## Data for the task
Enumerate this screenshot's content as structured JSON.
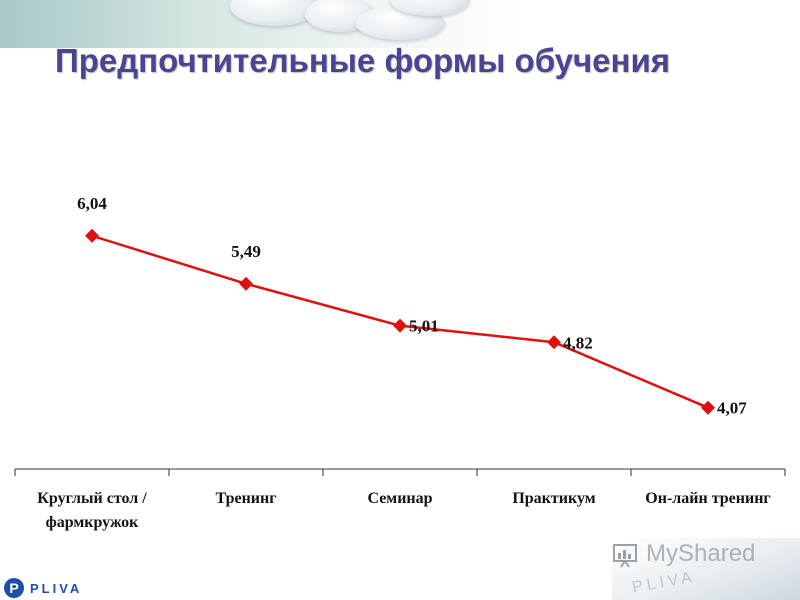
{
  "title": "Предпочтительные формы обучения",
  "chart_data": {
    "type": "line",
    "categories": [
      "Круглый стол / фармкружок",
      "Тренинг",
      "Семинар",
      "Практикум",
      "Он-лайн тренинг"
    ],
    "category_lines": [
      [
        "Круглый стол /",
        "фармкружок"
      ],
      [
        "Тренинг"
      ],
      [
        "Семинар"
      ],
      [
        "Практикум"
      ],
      [
        "Он-лайн тренинг"
      ]
    ],
    "series": [
      {
        "values": [
          6.04,
          5.49,
          5.01,
          4.82,
          4.07
        ],
        "value_labels": [
          "6,04",
          "5,49",
          "5,01",
          "4,82",
          "4,07"
        ],
        "color": "#e01010",
        "marker": "diamond"
      }
    ],
    "data_label_position": [
      "above",
      "above",
      "right",
      "right",
      "right"
    ],
    "ylim": [
      3.7,
      6.45
    ],
    "grid": false,
    "legend": "none",
    "xlabel": "",
    "ylabel": ""
  },
  "footer": {
    "logo_letter": "P",
    "logo_text": "PLIVA",
    "watermark": "MyShared",
    "watermark_sub": "PLIVA"
  },
  "colors": {
    "title": "#4a4590",
    "axis": "#333333",
    "line": "#e01010",
    "brand": "#1e4ea8"
  }
}
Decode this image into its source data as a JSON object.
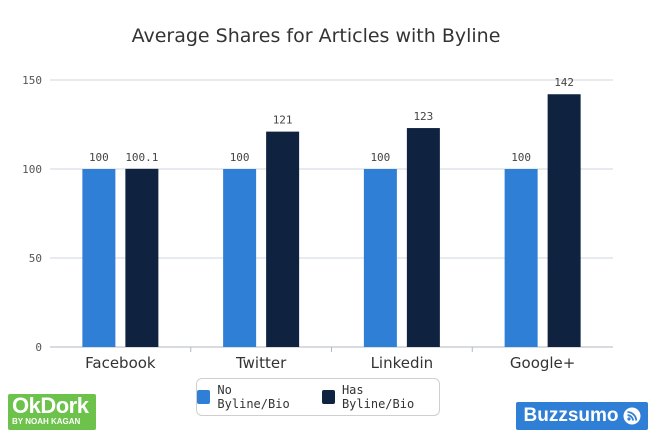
{
  "chart_data": {
    "type": "bar",
    "title": "Average Shares for Articles with Byline",
    "xlabel": "",
    "ylabel": "",
    "categories": [
      "Facebook",
      "Twitter",
      "Linkedin",
      "Google+"
    ],
    "series": [
      {
        "name": "No Byline/Bio",
        "values": [
          100,
          100,
          100,
          100
        ],
        "labels": [
          "100",
          "100",
          "100",
          "100"
        ],
        "color": "#2f7fd6"
      },
      {
        "name": "Has Byline/Bio",
        "values": [
          100.1,
          121,
          123,
          142
        ],
        "labels": [
          "100.1",
          "121",
          "123",
          "142"
        ],
        "color": "#0f2340"
      }
    ],
    "ylim": [
      0,
      150
    ],
    "yticks": [
      0,
      50,
      100,
      150
    ],
    "grid": true,
    "legend_position": "bottom"
  },
  "logos": {
    "left_main": "OkDork",
    "left_sub": "BY NOAH KAGAN",
    "right": "Buzzsumo",
    "right_icon": "rss-icon"
  }
}
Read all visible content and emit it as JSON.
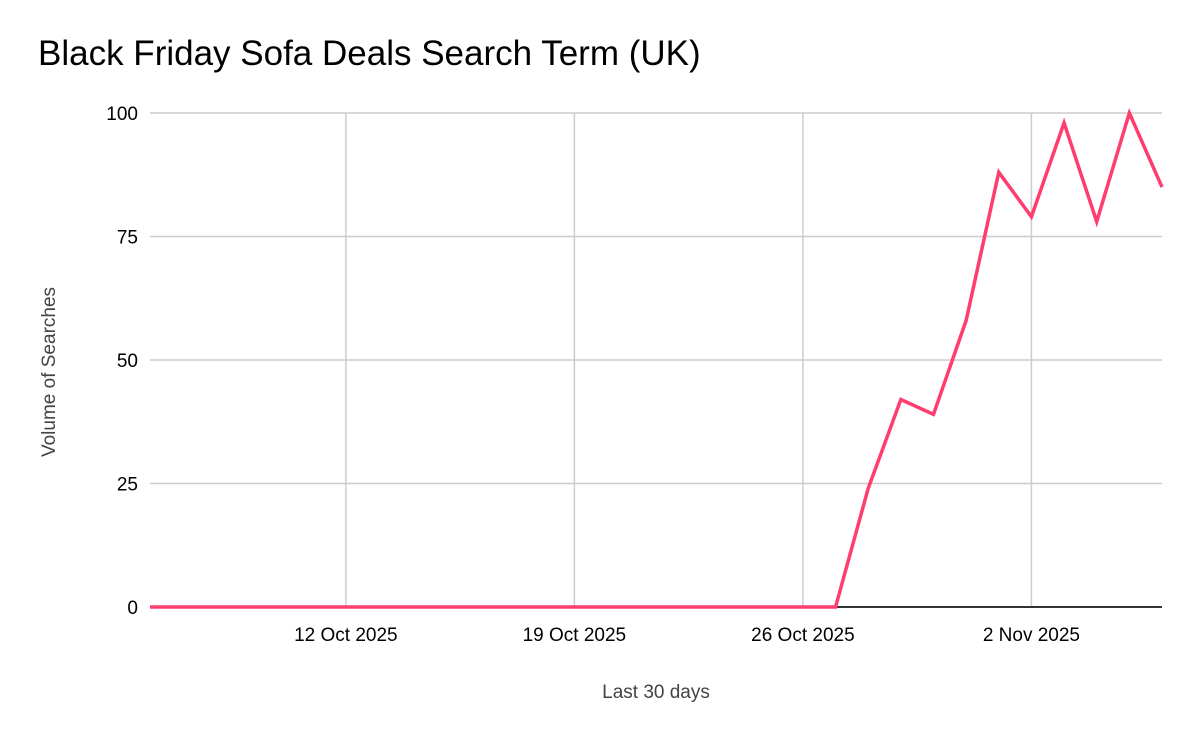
{
  "chart_data": {
    "type": "line",
    "title": "Black Friday Sofa Deals Search Term (UK)",
    "xlabel": "Last 30 days",
    "ylabel": "Volume of Searches",
    "ylim": [
      0,
      100
    ],
    "yticks": [
      "0",
      "25",
      "50",
      "75",
      "100"
    ],
    "xticks": [
      "12 Oct 2025",
      "19 Oct 2025",
      "26 Oct 2025",
      "2 Nov 2025"
    ],
    "xlim": [
      "2025-10-06",
      "2025-11-06"
    ],
    "grid": true,
    "line_color": "#ff3d6e",
    "x": [
      "2025-10-06",
      "2025-10-07",
      "2025-10-08",
      "2025-10-09",
      "2025-10-10",
      "2025-10-11",
      "2025-10-12",
      "2025-10-13",
      "2025-10-14",
      "2025-10-15",
      "2025-10-16",
      "2025-10-17",
      "2025-10-18",
      "2025-10-19",
      "2025-10-20",
      "2025-10-21",
      "2025-10-22",
      "2025-10-23",
      "2025-10-24",
      "2025-10-25",
      "2025-10-26",
      "2025-10-27",
      "2025-10-28",
      "2025-10-29",
      "2025-10-30",
      "2025-10-31",
      "2025-11-01",
      "2025-11-02",
      "2025-11-03",
      "2025-11-04",
      "2025-11-05",
      "2025-11-06"
    ],
    "values": [
      0,
      0,
      0,
      0,
      0,
      0,
      0,
      0,
      0,
      0,
      0,
      0,
      0,
      0,
      0,
      0,
      0,
      0,
      0,
      0,
      0,
      0,
      24,
      42,
      39,
      58,
      88,
      79,
      98,
      78,
      100,
      85
    ]
  }
}
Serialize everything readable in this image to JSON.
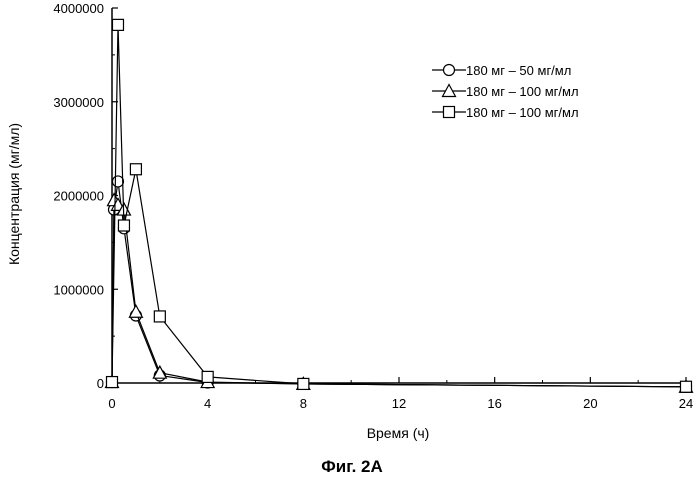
{
  "chart_data": {
    "type": "line",
    "title": "",
    "caption": "Фиг. 2А",
    "xlabel": "Время (ч)",
    "ylabel": "Концентрация (мг/мл)",
    "xlim": [
      0,
      24
    ],
    "ylim": [
      0,
      4000000
    ],
    "xticks": [
      "0",
      "4",
      "8",
      "12",
      "16",
      "20",
      "24"
    ],
    "yticks": [
      "0",
      "1000000",
      "2000000",
      "3000000",
      "4000000"
    ],
    "grid": false,
    "legend_position": "top-right",
    "series": [
      {
        "name": "180 мг – 50 мг/мл",
        "marker": "circle",
        "x": [
          0,
          0.083,
          0.25,
          0.5,
          1,
          2,
          4,
          8,
          24
        ],
        "y": [
          10000,
          1850000,
          2150000,
          1650000,
          720000,
          80000,
          5000,
          -10000,
          -40000
        ]
      },
      {
        "name": "180 мг – 100 мг/мл",
        "marker": "triangle",
        "x": [
          0,
          0.083,
          0.25,
          0.5,
          1,
          2,
          4,
          8,
          24
        ],
        "y": [
          10000,
          1950000,
          1900000,
          1850000,
          760000,
          110000,
          10000,
          -10000,
          -40000
        ]
      },
      {
        "name": "180 мг – 100 мг/мл",
        "marker": "square",
        "x": [
          0,
          0.25,
          0.5,
          1,
          2,
          4,
          8,
          24
        ],
        "y": [
          10000,
          3820000,
          1680000,
          2280000,
          710000,
          65000,
          -10000,
          -40000
        ]
      }
    ]
  }
}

## Directions for this task
All of the material above needs to be restated exactly, with no pictures.

## Problem solution
Enumerate this screenshot's content as structured JSON.
{
  "title": "Предпочтительные формы обучения",
  "chart_data": {
    "type": "line",
    "categories": [
      "Круглый стол / фармкружок",
      "Тренинг",
      "Семинар",
      "Практикум",
      "Он-лайн тренинг"
    ],
    "category_lines": [
      [
        "Круглый стол /",
        "фармкружок"
      ],
      [
        "Тренинг"
      ],
      [
        "Семинар"
      ],
      [
        "Практикум"
      ],
      [
        "Он-лайн тренинг"
      ]
    ],
    "series": [
      {
        "values": [
          6.04,
          5.49,
          5.01,
          4.82,
          4.07
        ],
        "value_labels": [
          "6,04",
          "5,49",
          "5,01",
          "4,82",
          "4,07"
        ],
        "color": "#e01010",
        "marker": "diamond"
      }
    ],
    "data_label_position": [
      "above",
      "above",
      "right",
      "right",
      "right"
    ],
    "ylim": [
      3.7,
      6.45
    ],
    "grid": false,
    "legend": "none",
    "xlabel": "",
    "ylabel": ""
  },
  "footer": {
    "logo_letter": "P",
    "logo_text": "PLIVA",
    "watermark": "MyShared",
    "watermark_sub": "PLIVA"
  },
  "colors": {
    "title": "#4a4590",
    "axis": "#333333",
    "line": "#e01010",
    "brand": "#1e4ea8"
  }
}
Decode this image into its source data as a JSON object.
{
  "chart_data": {
    "type": "bar",
    "title": "Average Shares for Articles with Byline",
    "xlabel": "",
    "ylabel": "",
    "categories": [
      "Facebook",
      "Twitter",
      "Linkedin",
      "Google+"
    ],
    "series": [
      {
        "name": "No Byline/Bio",
        "values": [
          100,
          100,
          100,
          100
        ],
        "labels": [
          "100",
          "100",
          "100",
          "100"
        ],
        "color": "#2f7fd6"
      },
      {
        "name": "Has Byline/Bio",
        "values": [
          100.1,
          121,
          123,
          142
        ],
        "labels": [
          "100.1",
          "121",
          "123",
          "142"
        ],
        "color": "#0f2340"
      }
    ],
    "ylim": [
      0,
      150
    ],
    "yticks": [
      0,
      50,
      100,
      150
    ],
    "grid": true,
    "legend_position": "bottom"
  },
  "logos": {
    "left_main": "OkDork",
    "left_sub": "BY NOAH KAGAN",
    "right": "Buzzsumo",
    "right_icon": "rss-icon"
  }
}
Read all visible content and emit it as JSON.
{
  "chart_data": {
    "type": "line",
    "title": "Black Friday Sofa Deals Search Term (UK)",
    "xlabel": "Last 30 days",
    "ylabel": "Volume of Searches",
    "ylim": [
      0,
      100
    ],
    "yticks": [
      "0",
      "25",
      "50",
      "75",
      "100"
    ],
    "xticks": [
      "12 Oct 2025",
      "19 Oct 2025",
      "26 Oct 2025",
      "2 Nov 2025"
    ],
    "xlim": [
      "2025-10-06",
      "2025-11-06"
    ],
    "grid": true,
    "line_color": "#ff3d6e",
    "x": [
      "2025-10-06",
      "2025-10-07",
      "2025-10-08",
      "2025-10-09",
      "2025-10-10",
      "2025-10-11",
      "2025-10-12",
      "2025-10-13",
      "2025-10-14",
      "2025-10-15",
      "2025-10-16",
      "2025-10-17",
      "2025-10-18",
      "2025-10-19",
      "2025-10-20",
      "2025-10-21",
      "2025-10-22",
      "2025-10-23",
      "2025-10-24",
      "2025-10-25",
      "2025-10-26",
      "2025-10-27",
      "2025-10-28",
      "2025-10-29",
      "2025-10-30",
      "2025-10-31",
      "2025-11-01",
      "2025-11-02",
      "2025-11-03",
      "2025-11-04",
      "2025-11-05",
      "2025-11-06"
    ],
    "values": [
      0,
      0,
      0,
      0,
      0,
      0,
      0,
      0,
      0,
      0,
      0,
      0,
      0,
      0,
      0,
      0,
      0,
      0,
      0,
      0,
      0,
      0,
      24,
      42,
      39,
      58,
      88,
      79,
      98,
      78,
      100,
      85
    ]
  }
}
Serialize everything readable in this image to JSON.
{
  "chart_data": {
    "type": "line",
    "title": "",
    "caption": "Фиг. 2А",
    "xlabel": "Время (ч)",
    "ylabel": "Концентрация (мг/мл)",
    "xlim": [
      0,
      24
    ],
    "ylim": [
      0,
      4000000
    ],
    "xticks": [
      "0",
      "4",
      "8",
      "12",
      "16",
      "20",
      "24"
    ],
    "yticks": [
      "0",
      "1000000",
      "2000000",
      "3000000",
      "4000000"
    ],
    "grid": false,
    "legend_position": "top-right",
    "series": [
      {
        "name": "180 мг – 50 мг/мл",
        "marker": "circle",
        "x": [
          0,
          0.083,
          0.25,
          0.5,
          1,
          2,
          4,
          8,
          24
        ],
        "y": [
          10000,
          1850000,
          2150000,
          1650000,
          720000,
          80000,
          5000,
          -10000,
          -40000
        ]
      },
      {
        "name": "180 мг – 100 мг/мл",
        "marker": "triangle",
        "x": [
          0,
          0.083,
          0.25,
          0.5,
          1,
          2,
          4,
          8,
          24
        ],
        "y": [
          10000,
          1950000,
          1900000,
          1850000,
          760000,
          110000,
          10000,
          -10000,
          -40000
        ]
      },
      {
        "name": "180 мг – 100 мг/мл",
        "marker": "square",
        "x": [
          0,
          0.25,
          0.5,
          1,
          2,
          4,
          8,
          24
        ],
        "y": [
          10000,
          3820000,
          1680000,
          2280000,
          710000,
          65000,
          -10000,
          -40000
        ]
      }
    ]
  }
}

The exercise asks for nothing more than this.